Supplied records -
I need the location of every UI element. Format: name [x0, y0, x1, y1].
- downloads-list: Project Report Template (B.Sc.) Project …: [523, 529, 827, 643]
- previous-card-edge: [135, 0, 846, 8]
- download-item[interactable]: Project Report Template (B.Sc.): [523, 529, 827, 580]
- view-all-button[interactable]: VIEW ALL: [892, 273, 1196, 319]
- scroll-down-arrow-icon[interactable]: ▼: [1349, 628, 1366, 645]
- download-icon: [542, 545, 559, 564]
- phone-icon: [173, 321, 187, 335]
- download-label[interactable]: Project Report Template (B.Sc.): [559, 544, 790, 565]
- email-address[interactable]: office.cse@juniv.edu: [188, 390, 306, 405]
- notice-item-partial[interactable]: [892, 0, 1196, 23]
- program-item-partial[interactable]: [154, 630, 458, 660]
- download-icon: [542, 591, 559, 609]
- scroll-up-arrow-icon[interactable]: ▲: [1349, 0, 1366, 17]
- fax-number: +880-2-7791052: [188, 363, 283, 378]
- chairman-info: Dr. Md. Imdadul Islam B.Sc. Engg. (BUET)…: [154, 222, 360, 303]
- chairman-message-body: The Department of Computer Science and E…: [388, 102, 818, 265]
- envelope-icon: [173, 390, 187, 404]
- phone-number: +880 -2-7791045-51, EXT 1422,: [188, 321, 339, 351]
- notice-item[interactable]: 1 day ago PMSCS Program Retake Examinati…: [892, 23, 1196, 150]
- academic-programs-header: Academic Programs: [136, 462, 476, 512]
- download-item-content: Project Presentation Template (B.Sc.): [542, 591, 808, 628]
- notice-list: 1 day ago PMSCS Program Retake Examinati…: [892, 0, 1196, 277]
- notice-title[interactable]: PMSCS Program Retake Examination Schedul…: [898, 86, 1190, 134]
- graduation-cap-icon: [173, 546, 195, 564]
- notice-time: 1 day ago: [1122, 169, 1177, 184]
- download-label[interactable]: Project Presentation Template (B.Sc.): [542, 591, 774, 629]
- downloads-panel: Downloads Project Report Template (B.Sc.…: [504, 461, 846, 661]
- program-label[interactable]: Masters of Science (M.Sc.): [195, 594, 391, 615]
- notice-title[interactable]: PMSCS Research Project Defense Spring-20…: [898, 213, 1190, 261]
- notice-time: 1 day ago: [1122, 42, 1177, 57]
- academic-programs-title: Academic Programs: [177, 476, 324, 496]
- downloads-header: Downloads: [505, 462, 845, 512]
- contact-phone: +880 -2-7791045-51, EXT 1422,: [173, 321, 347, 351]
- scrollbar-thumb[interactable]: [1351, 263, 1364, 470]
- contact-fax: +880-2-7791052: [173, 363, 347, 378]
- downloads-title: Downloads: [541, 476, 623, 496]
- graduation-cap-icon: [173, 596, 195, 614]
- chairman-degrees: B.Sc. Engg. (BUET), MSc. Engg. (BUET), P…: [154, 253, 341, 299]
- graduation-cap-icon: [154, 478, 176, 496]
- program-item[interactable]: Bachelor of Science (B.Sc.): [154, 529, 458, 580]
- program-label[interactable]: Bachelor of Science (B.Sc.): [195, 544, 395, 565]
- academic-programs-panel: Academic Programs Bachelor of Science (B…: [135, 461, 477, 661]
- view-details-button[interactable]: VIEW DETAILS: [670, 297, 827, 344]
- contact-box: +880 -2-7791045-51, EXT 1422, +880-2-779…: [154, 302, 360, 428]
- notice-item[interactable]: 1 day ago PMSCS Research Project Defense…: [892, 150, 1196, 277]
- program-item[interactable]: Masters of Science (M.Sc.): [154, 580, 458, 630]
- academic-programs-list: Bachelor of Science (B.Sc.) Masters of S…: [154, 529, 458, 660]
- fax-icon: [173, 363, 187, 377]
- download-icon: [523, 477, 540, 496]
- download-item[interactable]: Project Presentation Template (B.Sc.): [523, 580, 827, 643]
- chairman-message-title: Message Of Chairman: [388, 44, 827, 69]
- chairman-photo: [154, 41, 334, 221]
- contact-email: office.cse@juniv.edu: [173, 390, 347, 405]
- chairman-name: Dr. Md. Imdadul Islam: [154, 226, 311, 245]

Objective - Reproduce the listing above word for word, keeping every line in its original order.

Solved problem -
I need the location of every UI element. Format: name [x0, y0, x1, y1].
- downloads-list: Project Report Template (B.Sc.) Project …: [523, 529, 827, 643]
- previous-card-edge: [135, 0, 846, 8]
- download-item[interactable]: Project Report Template (B.Sc.): [523, 529, 827, 580]
- view-all-button[interactable]: VIEW ALL: [892, 273, 1196, 319]
- scroll-down-arrow-icon[interactable]: ▼: [1349, 628, 1366, 645]
- download-icon: [542, 545, 559, 564]
- phone-icon: [173, 321, 187, 335]
- download-label[interactable]: Project Report Template (B.Sc.): [559, 544, 790, 565]
- email-address[interactable]: office.cse@juniv.edu: [188, 390, 306, 405]
- notice-item-partial[interactable]: [892, 0, 1196, 23]
- program-item-partial[interactable]: [154, 630, 458, 660]
- download-icon: [542, 591, 559, 609]
- scroll-up-arrow-icon[interactable]: ▲: [1349, 0, 1366, 17]
- fax-number: +880-2-7791052: [188, 363, 283, 378]
- chairman-info: Dr. Md. Imdadul Islam B.Sc. Engg. (BUET)…: [154, 222, 360, 303]
- chairman-message-body: The Department of Computer Science and E…: [388, 102, 818, 265]
- envelope-icon: [173, 390, 187, 404]
- phone-number: +880 -2-7791045-51, EXT 1422,: [188, 321, 339, 351]
- notice-item[interactable]: 1 day ago PMSCS Program Retake Examinati…: [892, 23, 1196, 150]
- academic-programs-header: Academic Programs: [136, 462, 476, 512]
- download-item-content: Project Presentation Template (B.Sc.): [542, 591, 808, 628]
- notice-list: 1 day ago PMSCS Program Retake Examinati…: [892, 0, 1196, 277]
- notice-title[interactable]: PMSCS Program Retake Examination Schedul…: [898, 86, 1190, 134]
- graduation-cap-icon: [173, 546, 195, 564]
- notice-time: 1 day ago: [1122, 169, 1177, 184]
- download-label[interactable]: Project Presentation Template (B.Sc.): [542, 591, 774, 629]
- downloads-panel: Downloads Project Report Template (B.Sc.…: [504, 461, 846, 661]
- program-label[interactable]: Masters of Science (M.Sc.): [195, 594, 391, 615]
- notice-title[interactable]: PMSCS Research Project Defense Spring-20…: [898, 213, 1190, 261]
- notice-time: 1 day ago: [1122, 42, 1177, 57]
- academic-programs-title: Academic Programs: [177, 476, 324, 496]
- downloads-header: Downloads: [505, 462, 845, 512]
- contact-phone: +880 -2-7791045-51, EXT 1422,: [173, 321, 347, 351]
- scrollbar-thumb[interactable]: [1351, 263, 1364, 470]
- contact-fax: +880-2-7791052: [173, 363, 347, 378]
- downloads-title: Downloads: [541, 476, 623, 496]
- graduation-cap-icon: [173, 596, 195, 614]
- chairman-degrees: B.Sc. Engg. (BUET), MSc. Engg. (BUET), P…: [154, 253, 341, 299]
- graduation-cap-icon: [154, 478, 176, 496]
- program-item[interactable]: Bachelor of Science (B.Sc.): [154, 529, 458, 580]
- program-label[interactable]: Bachelor of Science (B.Sc.): [195, 544, 395, 565]
- academic-programs-panel: Academic Programs Bachelor of Science (B…: [135, 461, 477, 661]
- view-details-button[interactable]: VIEW DETAILS: [670, 297, 827, 344]
- contact-box: +880 -2-7791045-51, EXT 1422, +880-2-779…: [154, 302, 360, 428]
- notice-item[interactable]: 1 day ago PMSCS Research Project Defense…: [892, 150, 1196, 277]
- program-item[interactable]: Masters of Science (M.Sc.): [154, 580, 458, 630]
- academic-programs-list: Bachelor of Science (B.Sc.) Masters of S…: [154, 529, 458, 660]
- fax-icon: [173, 363, 187, 377]
- download-icon: [523, 477, 540, 496]
- download-item[interactable]: Project Presentation Template (B.Sc.): [523, 580, 827, 643]
- chairman-message-title: Message Of Chairman: [388, 44, 827, 69]
- chairman-photo: [154, 41, 334, 221]
- contact-email: office.cse@juniv.edu: [173, 390, 347, 405]
- chairman-name: Dr. Md. Imdadul Islam: [154, 226, 311, 245]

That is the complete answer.